What you are asked to do -
From the listing below, extract each entry exactly as written, minus the images.

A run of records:
+--

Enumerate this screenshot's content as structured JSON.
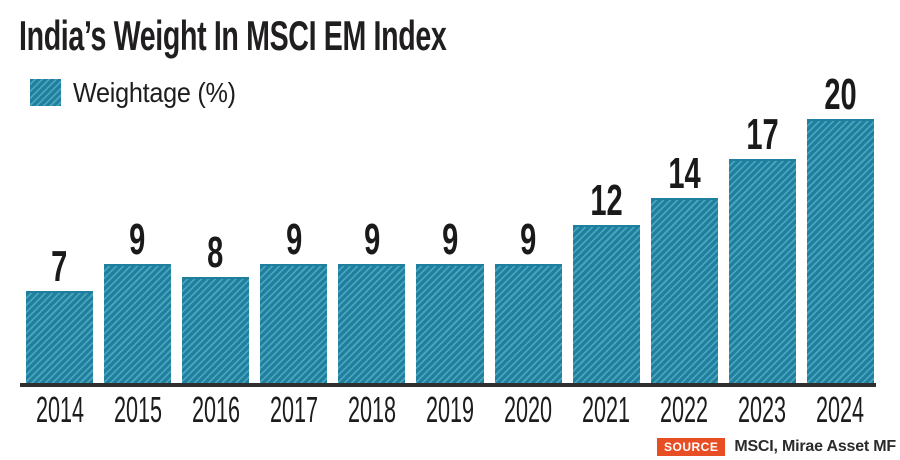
{
  "title": "India’s Weight In MSCI EM Index",
  "legend": {
    "label": "Weightage (%)",
    "swatch_color": "#1e7f9e",
    "swatch_stripe_color": "#4aa3bb",
    "swatch_hatch": "diagonal-forward"
  },
  "source": {
    "badge": "SOURCE",
    "badge_color": "#e84e24",
    "text": "MSCI, Mirae Asset MF"
  },
  "chart_data": {
    "type": "bar",
    "title": "India’s Weight In MSCI EM Index",
    "categories": [
      "2014",
      "2015",
      "2016",
      "2017",
      "2018",
      "2019",
      "2020",
      "2021",
      "2022",
      "2023",
      "2024"
    ],
    "values": [
      7,
      9,
      8,
      9,
      9,
      9,
      9,
      12,
      14,
      17,
      20
    ],
    "series_name": "Weightage (%)",
    "xlabel": "",
    "ylabel": "",
    "ylim": [
      0,
      20
    ],
    "grid": false,
    "legend_position": "top-left",
    "bar_color": "#1e7f9e",
    "bar_hatch": "diagonal-forward",
    "value_labels": true,
    "axis_line_color": "#2f2f2f",
    "text_color": "#1a1a1a"
  }
}
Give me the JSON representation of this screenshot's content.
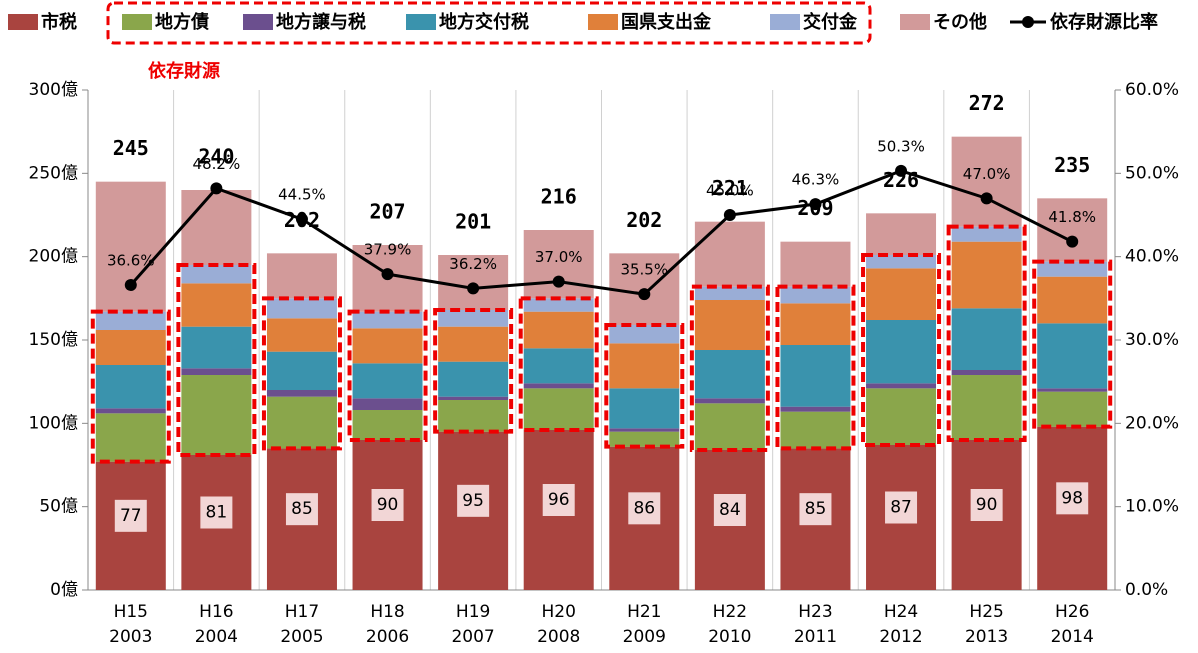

+--

Answer to this problem -
Enumerate this screenshot's content as structured JSON.
{
  "title": "India’s Weight In MSCI EM Index",
  "legend": {
    "label": "Weightage (%)",
    "swatch_color": "#1e7f9e",
    "swatch_stripe_color": "#4aa3bb",
    "swatch_hatch": "diagonal-forward"
  },
  "source": {
    "badge": "SOURCE",
    "badge_color": "#e84e24",
    "text": "MSCI, Mirae Asset MF"
  },
  "chart_data": {
    "type": "bar",
    "title": "India’s Weight In MSCI EM Index",
    "categories": [
      "2014",
      "2015",
      "2016",
      "2017",
      "2018",
      "2019",
      "2020",
      "2021",
      "2022",
      "2023",
      "2024"
    ],
    "values": [
      7,
      9,
      8,
      9,
      9,
      9,
      9,
      12,
      14,
      17,
      20
    ],
    "series_name": "Weightage (%)",
    "xlabel": "",
    "ylabel": "",
    "ylim": [
      0,
      20
    ],
    "grid": false,
    "legend_position": "top-left",
    "bar_color": "#1e7f9e",
    "bar_hatch": "diagonal-forward",
    "value_labels": true,
    "axis_line_color": "#2f2f2f",
    "text_color": "#1a1a1a"
  }
}
Give me the JSON representation of this screenshot's content.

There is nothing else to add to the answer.